Exercise objective: Check each line of the records below for the string "name", then state how many lines contain it, with no other output.

BEGIN Available records

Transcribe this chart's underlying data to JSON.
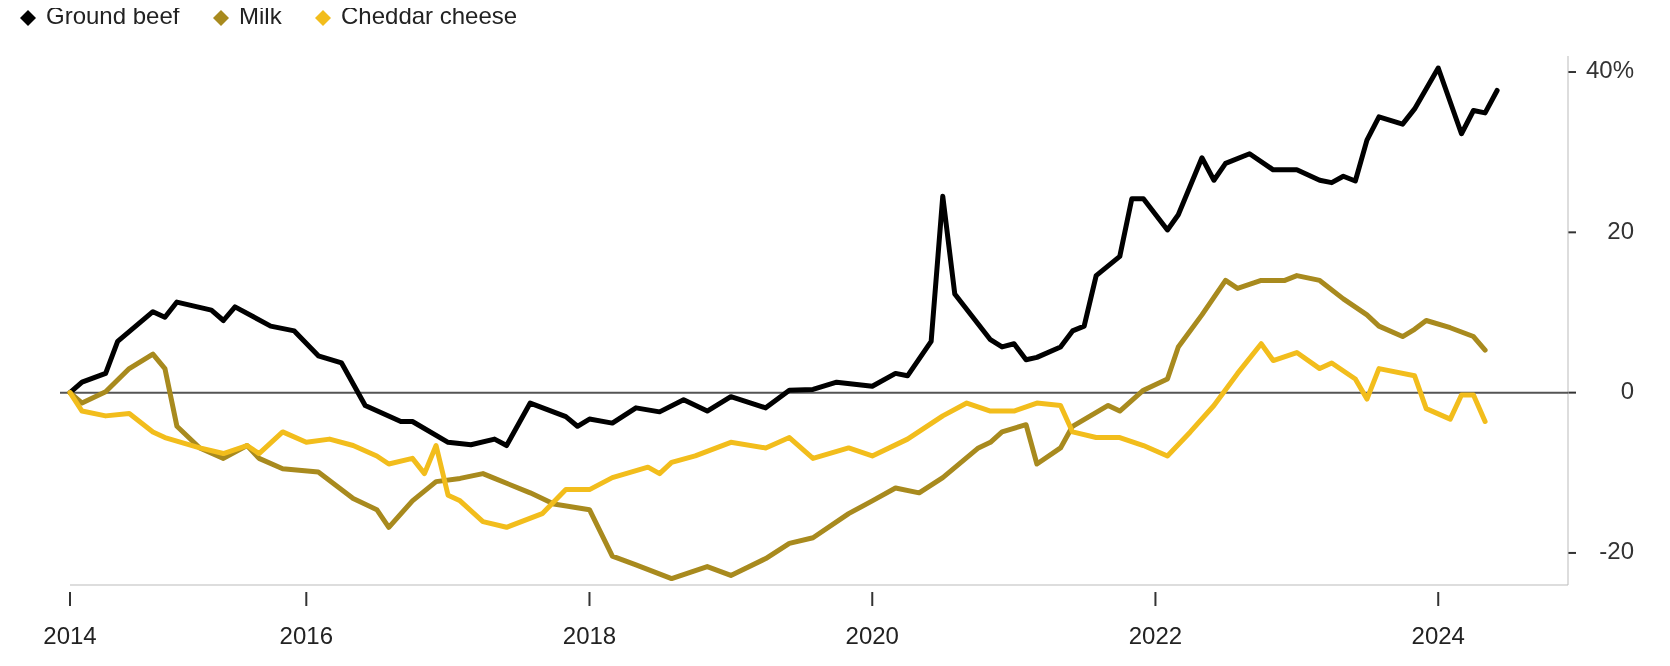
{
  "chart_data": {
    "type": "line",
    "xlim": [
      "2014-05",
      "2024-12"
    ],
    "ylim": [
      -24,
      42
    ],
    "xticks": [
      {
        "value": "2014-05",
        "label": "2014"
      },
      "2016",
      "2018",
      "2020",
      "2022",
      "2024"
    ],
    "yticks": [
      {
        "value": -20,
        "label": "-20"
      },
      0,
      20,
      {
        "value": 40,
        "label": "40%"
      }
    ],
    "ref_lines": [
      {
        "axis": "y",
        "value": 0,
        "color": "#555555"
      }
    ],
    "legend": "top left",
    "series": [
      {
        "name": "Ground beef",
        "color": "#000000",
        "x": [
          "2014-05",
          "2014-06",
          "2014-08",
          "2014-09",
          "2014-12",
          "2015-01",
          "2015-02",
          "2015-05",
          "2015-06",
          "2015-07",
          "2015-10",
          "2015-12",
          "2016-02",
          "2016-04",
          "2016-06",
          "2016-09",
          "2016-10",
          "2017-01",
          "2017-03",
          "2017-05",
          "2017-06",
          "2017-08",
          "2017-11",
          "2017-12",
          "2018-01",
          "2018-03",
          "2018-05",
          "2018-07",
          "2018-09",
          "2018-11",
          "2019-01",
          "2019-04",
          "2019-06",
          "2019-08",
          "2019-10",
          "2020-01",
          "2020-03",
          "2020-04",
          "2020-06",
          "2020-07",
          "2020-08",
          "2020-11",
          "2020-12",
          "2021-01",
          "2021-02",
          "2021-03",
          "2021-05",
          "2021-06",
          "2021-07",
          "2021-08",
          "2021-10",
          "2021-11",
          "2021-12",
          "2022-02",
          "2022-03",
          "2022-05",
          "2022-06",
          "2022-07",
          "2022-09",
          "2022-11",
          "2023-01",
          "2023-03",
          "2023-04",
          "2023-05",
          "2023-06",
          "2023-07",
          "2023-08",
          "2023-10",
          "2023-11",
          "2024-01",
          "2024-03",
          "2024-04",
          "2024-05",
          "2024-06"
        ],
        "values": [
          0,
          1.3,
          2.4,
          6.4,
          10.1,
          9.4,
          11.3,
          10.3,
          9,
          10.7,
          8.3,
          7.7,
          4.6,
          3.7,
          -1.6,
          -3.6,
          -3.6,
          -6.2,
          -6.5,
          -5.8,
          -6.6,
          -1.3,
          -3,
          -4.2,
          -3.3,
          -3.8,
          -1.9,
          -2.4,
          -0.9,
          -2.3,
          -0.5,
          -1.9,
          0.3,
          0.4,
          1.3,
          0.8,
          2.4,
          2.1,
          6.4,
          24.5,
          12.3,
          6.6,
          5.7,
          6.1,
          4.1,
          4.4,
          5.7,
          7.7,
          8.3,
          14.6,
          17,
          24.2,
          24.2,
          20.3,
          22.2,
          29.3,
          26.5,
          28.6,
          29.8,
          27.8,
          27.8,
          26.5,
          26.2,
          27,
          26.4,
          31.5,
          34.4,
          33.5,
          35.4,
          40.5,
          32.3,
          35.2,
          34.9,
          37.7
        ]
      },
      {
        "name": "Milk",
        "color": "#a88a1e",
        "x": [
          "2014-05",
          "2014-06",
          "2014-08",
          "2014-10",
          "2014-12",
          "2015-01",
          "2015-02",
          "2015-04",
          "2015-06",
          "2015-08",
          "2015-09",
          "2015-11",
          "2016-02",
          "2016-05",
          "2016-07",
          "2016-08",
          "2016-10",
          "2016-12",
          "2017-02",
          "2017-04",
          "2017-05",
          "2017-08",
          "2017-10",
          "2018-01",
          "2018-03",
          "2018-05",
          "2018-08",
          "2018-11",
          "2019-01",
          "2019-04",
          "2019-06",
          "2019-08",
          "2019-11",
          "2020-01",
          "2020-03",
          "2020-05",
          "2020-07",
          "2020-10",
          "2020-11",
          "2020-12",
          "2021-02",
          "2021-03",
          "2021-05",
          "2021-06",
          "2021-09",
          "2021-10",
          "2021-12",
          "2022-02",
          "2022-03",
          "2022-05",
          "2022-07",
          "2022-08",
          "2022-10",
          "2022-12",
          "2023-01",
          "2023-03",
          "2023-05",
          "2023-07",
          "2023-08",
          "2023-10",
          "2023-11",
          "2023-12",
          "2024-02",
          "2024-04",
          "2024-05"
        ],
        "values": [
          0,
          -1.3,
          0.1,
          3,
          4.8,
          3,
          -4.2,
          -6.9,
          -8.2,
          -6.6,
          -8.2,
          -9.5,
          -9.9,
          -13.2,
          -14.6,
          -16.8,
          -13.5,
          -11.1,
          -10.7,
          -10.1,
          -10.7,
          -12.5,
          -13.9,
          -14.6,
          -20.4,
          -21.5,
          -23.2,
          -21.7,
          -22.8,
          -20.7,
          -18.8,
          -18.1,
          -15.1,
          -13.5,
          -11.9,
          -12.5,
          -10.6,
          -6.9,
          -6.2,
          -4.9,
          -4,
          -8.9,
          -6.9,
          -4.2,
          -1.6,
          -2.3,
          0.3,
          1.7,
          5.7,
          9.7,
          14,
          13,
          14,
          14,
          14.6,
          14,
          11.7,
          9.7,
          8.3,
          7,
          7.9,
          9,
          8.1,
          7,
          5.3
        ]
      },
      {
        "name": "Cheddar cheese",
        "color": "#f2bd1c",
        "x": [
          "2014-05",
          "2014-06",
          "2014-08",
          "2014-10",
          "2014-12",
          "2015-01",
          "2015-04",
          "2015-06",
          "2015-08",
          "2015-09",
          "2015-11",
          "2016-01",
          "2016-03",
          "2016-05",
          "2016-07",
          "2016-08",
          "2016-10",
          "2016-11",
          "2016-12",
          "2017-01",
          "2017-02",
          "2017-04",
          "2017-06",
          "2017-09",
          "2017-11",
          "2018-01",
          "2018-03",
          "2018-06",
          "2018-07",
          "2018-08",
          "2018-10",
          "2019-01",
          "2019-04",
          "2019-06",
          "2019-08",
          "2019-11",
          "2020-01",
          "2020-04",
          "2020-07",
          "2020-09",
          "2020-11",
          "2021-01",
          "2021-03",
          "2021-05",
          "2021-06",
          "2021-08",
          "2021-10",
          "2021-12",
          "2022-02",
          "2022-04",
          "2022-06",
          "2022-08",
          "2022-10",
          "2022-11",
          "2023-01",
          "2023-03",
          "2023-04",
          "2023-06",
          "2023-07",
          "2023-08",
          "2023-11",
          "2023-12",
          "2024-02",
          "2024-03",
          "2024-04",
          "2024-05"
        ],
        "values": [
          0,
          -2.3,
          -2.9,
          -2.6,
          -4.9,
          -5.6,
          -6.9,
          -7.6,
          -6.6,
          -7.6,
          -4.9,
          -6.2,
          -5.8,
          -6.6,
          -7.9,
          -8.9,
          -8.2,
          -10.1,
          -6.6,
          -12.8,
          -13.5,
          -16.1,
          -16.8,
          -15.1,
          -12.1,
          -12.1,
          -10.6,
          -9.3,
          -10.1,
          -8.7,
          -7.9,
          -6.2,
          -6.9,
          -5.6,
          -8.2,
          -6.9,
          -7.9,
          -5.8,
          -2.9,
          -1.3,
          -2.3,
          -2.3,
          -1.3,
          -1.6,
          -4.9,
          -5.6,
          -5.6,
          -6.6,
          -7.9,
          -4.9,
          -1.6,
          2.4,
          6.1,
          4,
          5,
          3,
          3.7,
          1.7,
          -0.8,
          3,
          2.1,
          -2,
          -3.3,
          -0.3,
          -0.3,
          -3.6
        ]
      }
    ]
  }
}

END Available records
BEGIN Available records

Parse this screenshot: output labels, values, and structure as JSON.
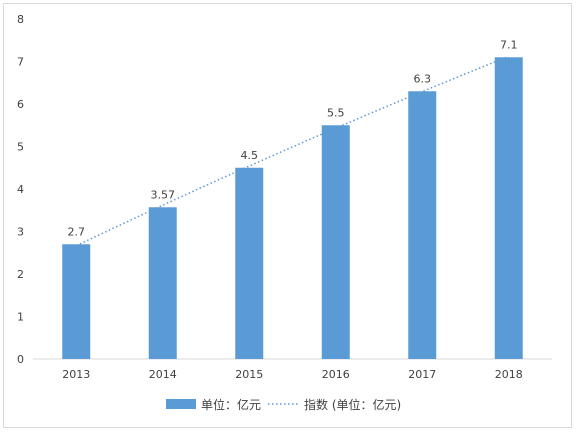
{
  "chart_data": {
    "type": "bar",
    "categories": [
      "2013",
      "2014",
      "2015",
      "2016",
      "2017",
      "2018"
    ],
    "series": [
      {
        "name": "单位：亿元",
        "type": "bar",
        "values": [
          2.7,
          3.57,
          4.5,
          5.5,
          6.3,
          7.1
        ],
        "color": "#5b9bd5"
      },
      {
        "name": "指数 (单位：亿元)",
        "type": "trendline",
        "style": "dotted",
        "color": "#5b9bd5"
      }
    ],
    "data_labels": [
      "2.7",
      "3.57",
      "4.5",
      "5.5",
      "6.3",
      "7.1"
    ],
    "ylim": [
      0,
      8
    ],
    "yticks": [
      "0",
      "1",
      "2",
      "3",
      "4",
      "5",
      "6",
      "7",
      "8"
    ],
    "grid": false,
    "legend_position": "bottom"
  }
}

END Available records

Finished exercise: 5